[EXERCISE TASK]:
Below are records to repeat exactly. Omit the pictures from the copy.

[Entries with figure data]
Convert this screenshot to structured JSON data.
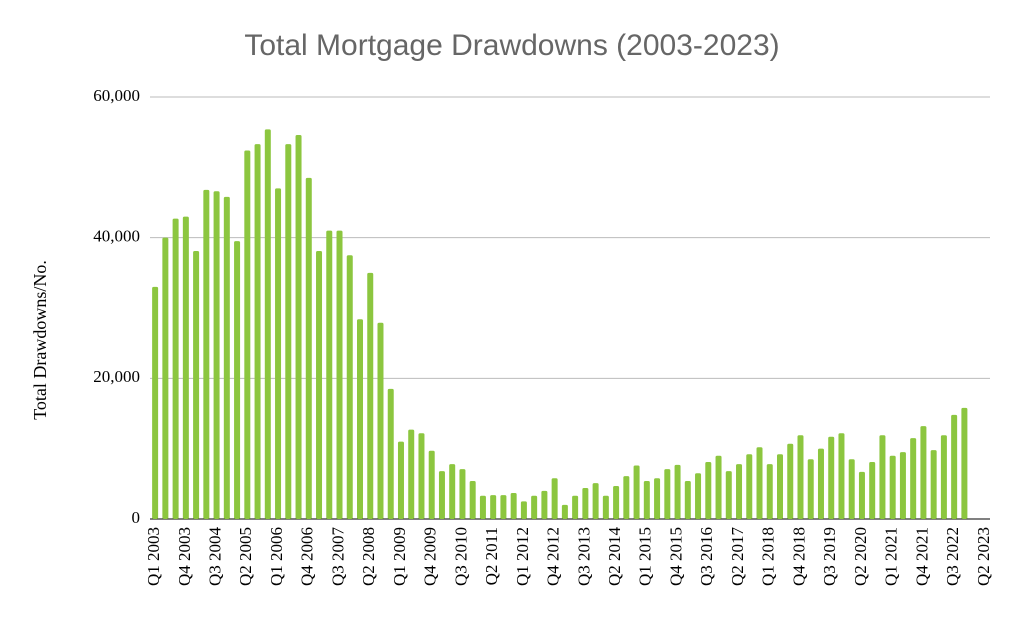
{
  "chart_data": {
    "type": "bar",
    "title": "Total Mortgage Drawdowns (2003-2023)",
    "y_label": "Total Drawdowns/No.",
    "categories": [
      "Q1 2003",
      null,
      null,
      "Q4 2003",
      null,
      null,
      "Q3 2004",
      null,
      null,
      "Q2 2005",
      null,
      null,
      "Q1 2006",
      null,
      null,
      "Q4 2006",
      null,
      null,
      "Q3 2007",
      null,
      null,
      "Q2 2008",
      null,
      null,
      "Q1 2009",
      null,
      null,
      "Q4 2009",
      null,
      null,
      "Q3 2010",
      null,
      null,
      "Q2 2011",
      null,
      null,
      "Q1 2012",
      null,
      null,
      "Q4 2012",
      null,
      null,
      "Q3 2013",
      null,
      null,
      "Q2 2014",
      null,
      null,
      "Q1 2015",
      null,
      null,
      "Q4 2015",
      null,
      null,
      "Q3 2016",
      null,
      null,
      "Q2 2017",
      null,
      null,
      "Q1 2018",
      null,
      null,
      "Q4 2018",
      null,
      null,
      "Q3 2019",
      null,
      null,
      "Q2 2020",
      null,
      null,
      "Q1 2021",
      null,
      null,
      "Q4 2021",
      null,
      null,
      "Q3 2022",
      null,
      null,
      "Q2 2023"
    ],
    "values": [
      33000,
      40000,
      42700,
      43000,
      38100,
      46800,
      46600,
      45800,
      39500,
      52400,
      53300,
      55400,
      47000,
      53300,
      54600,
      48500,
      38100,
      41000,
      41000,
      37500,
      28400,
      35000,
      27900,
      18500,
      11000,
      12700,
      12200,
      9700,
      6800,
      7800,
      7100,
      5400,
      3300,
      3400,
      3400,
      3700,
      2500,
      3300,
      4000,
      5800,
      2000,
      3300,
      4400,
      5100,
      3300,
      4700,
      6100,
      7600,
      5400,
      5800,
      7100,
      7700,
      5400,
      6500,
      8100,
      9000,
      6800,
      7800,
      9200,
      10200,
      7800,
      9200,
      10700,
      11900,
      8500,
      10000,
      11700,
      12200,
      8500,
      6700,
      8100,
      11900,
      9000,
      9500,
      11500,
      13200,
      9800,
      11900,
      14800,
      15800,
      null,
      null
    ],
    "color": "#8cc63f",
    "ylim": [
      0,
      60000
    ],
    "yticks": [
      0,
      {
        "value": 20000,
        "label": "20,000"
      },
      {
        "value": 40000,
        "label": "40,000"
      },
      {
        "value": 60000,
        "label": "60,000"
      }
    ],
    "grid": true
  }
}
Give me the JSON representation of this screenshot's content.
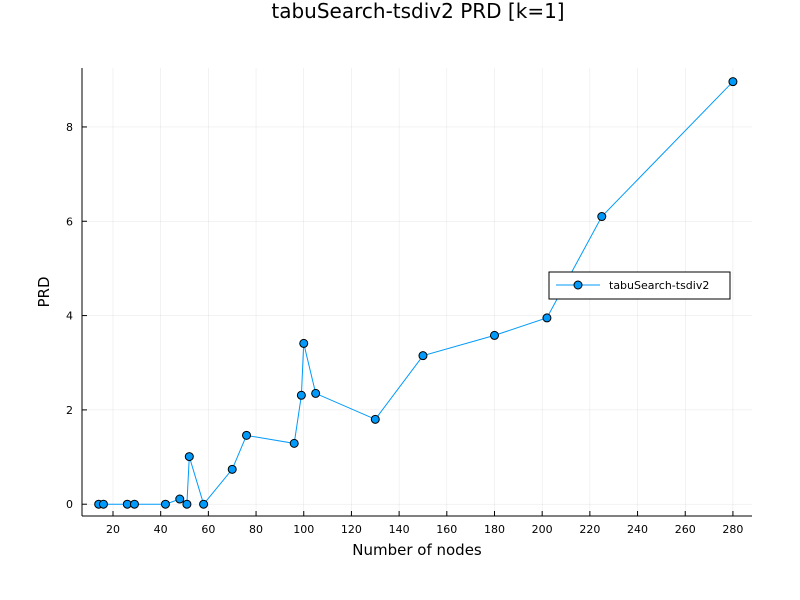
{
  "chart_data": {
    "type": "line",
    "title": "tabuSearch-tsdiv2 PRD [k=1]",
    "xlabel": "Number of nodes",
    "ylabel": "PRD",
    "xlim": [
      7,
      288
    ],
    "ylim": [
      -0.25,
      9.25
    ],
    "xticks": [
      20,
      40,
      60,
      80,
      100,
      120,
      140,
      160,
      180,
      200,
      220,
      240,
      260,
      280
    ],
    "yticks": [
      0,
      2,
      4,
      6,
      8
    ],
    "grid": true,
    "legend_position": "right",
    "series": [
      {
        "name": "tabuSearch-tsdiv2",
        "color": "#009AFA",
        "marker": "circle",
        "x": [
          14,
          16,
          26,
          29,
          42,
          48,
          51,
          52,
          58,
          70,
          76,
          96,
          99,
          100,
          105,
          130,
          150,
          180,
          202,
          225,
          280
        ],
        "y": [
          0.0,
          0.0,
          0.0,
          0.0,
          0.0,
          0.11,
          0.0,
          1.01,
          0.0,
          0.74,
          1.46,
          1.29,
          2.31,
          3.41,
          2.35,
          1.8,
          3.15,
          3.58,
          3.95,
          6.1,
          8.96
        ]
      }
    ]
  }
}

[RESPONSE]:
Convert this screenshot to structured JSON data.
{
  "chart_data": {
    "type": "bar",
    "title": "Total Mortgage Drawdowns (2003-2023)",
    "y_label": "Total Drawdowns/No.",
    "categories": [
      "Q1 2003",
      null,
      null,
      "Q4 2003",
      null,
      null,
      "Q3 2004",
      null,
      null,
      "Q2 2005",
      null,
      null,
      "Q1 2006",
      null,
      null,
      "Q4 2006",
      null,
      null,
      "Q3 2007",
      null,
      null,
      "Q2 2008",
      null,
      null,
      "Q1 2009",
      null,
      null,
      "Q4 2009",
      null,
      null,
      "Q3 2010",
      null,
      null,
      "Q2 2011",
      null,
      null,
      "Q1 2012",
      null,
      null,
      "Q4 2012",
      null,
      null,
      "Q3 2013",
      null,
      null,
      "Q2 2014",
      null,
      null,
      "Q1 2015",
      null,
      null,
      "Q4 2015",
      null,
      null,
      "Q3 2016",
      null,
      null,
      "Q2 2017",
      null,
      null,
      "Q1 2018",
      null,
      null,
      "Q4 2018",
      null,
      null,
      "Q3 2019",
      null,
      null,
      "Q2 2020",
      null,
      null,
      "Q1 2021",
      null,
      null,
      "Q4 2021",
      null,
      null,
      "Q3 2022",
      null,
      null,
      "Q2 2023"
    ],
    "values": [
      33000,
      40000,
      42700,
      43000,
      38100,
      46800,
      46600,
      45800,
      39500,
      52400,
      53300,
      55400,
      47000,
      53300,
      54600,
      48500,
      38100,
      41000,
      41000,
      37500,
      28400,
      35000,
      27900,
      18500,
      11000,
      12700,
      12200,
      9700,
      6800,
      7800,
      7100,
      5400,
      3300,
      3400,
      3400,
      3700,
      2500,
      3300,
      4000,
      5800,
      2000,
      3300,
      4400,
      5100,
      3300,
      4700,
      6100,
      7600,
      5400,
      5800,
      7100,
      7700,
      5400,
      6500,
      8100,
      9000,
      6800,
      7800,
      9200,
      10200,
      7800,
      9200,
      10700,
      11900,
      8500,
      10000,
      11700,
      12200,
      8500,
      6700,
      8100,
      11900,
      9000,
      9500,
      11500,
      13200,
      9800,
      11900,
      14800,
      15800,
      null,
      null
    ],
    "color": "#8cc63f",
    "ylim": [
      0,
      60000
    ],
    "yticks": [
      0,
      {
        "value": 20000,
        "label": "20,000"
      },
      {
        "value": 40000,
        "label": "40,000"
      },
      {
        "value": 60000,
        "label": "60,000"
      }
    ],
    "grid": true
  }
}
Give me the JSON representation of this screenshot's content.
{
  "chart_data": {
    "type": "line",
    "title": "tabuSearch-tsdiv2 PRD [k=1]",
    "xlabel": "Number of nodes",
    "ylabel": "PRD",
    "xlim": [
      7,
      288
    ],
    "ylim": [
      -0.25,
      9.25
    ],
    "xticks": [
      20,
      40,
      60,
      80,
      100,
      120,
      140,
      160,
      180,
      200,
      220,
      240,
      260,
      280
    ],
    "yticks": [
      0,
      2,
      4,
      6,
      8
    ],
    "grid": true,
    "legend_position": "right",
    "series": [
      {
        "name": "tabuSearch-tsdiv2",
        "color": "#009AFA",
        "marker": "circle",
        "x": [
          14,
          16,
          26,
          29,
          42,
          48,
          51,
          52,
          58,
          70,
          76,
          96,
          99,
          100,
          105,
          130,
          150,
          180,
          202,
          225,
          280
        ],
        "y": [
          0.0,
          0.0,
          0.0,
          0.0,
          0.0,
          0.11,
          0.0,
          1.01,
          0.0,
          0.74,
          1.46,
          1.29,
          2.31,
          3.41,
          2.35,
          1.8,
          3.15,
          3.58,
          3.95,
          6.1,
          8.96
        ]
      }
    ]
  }
}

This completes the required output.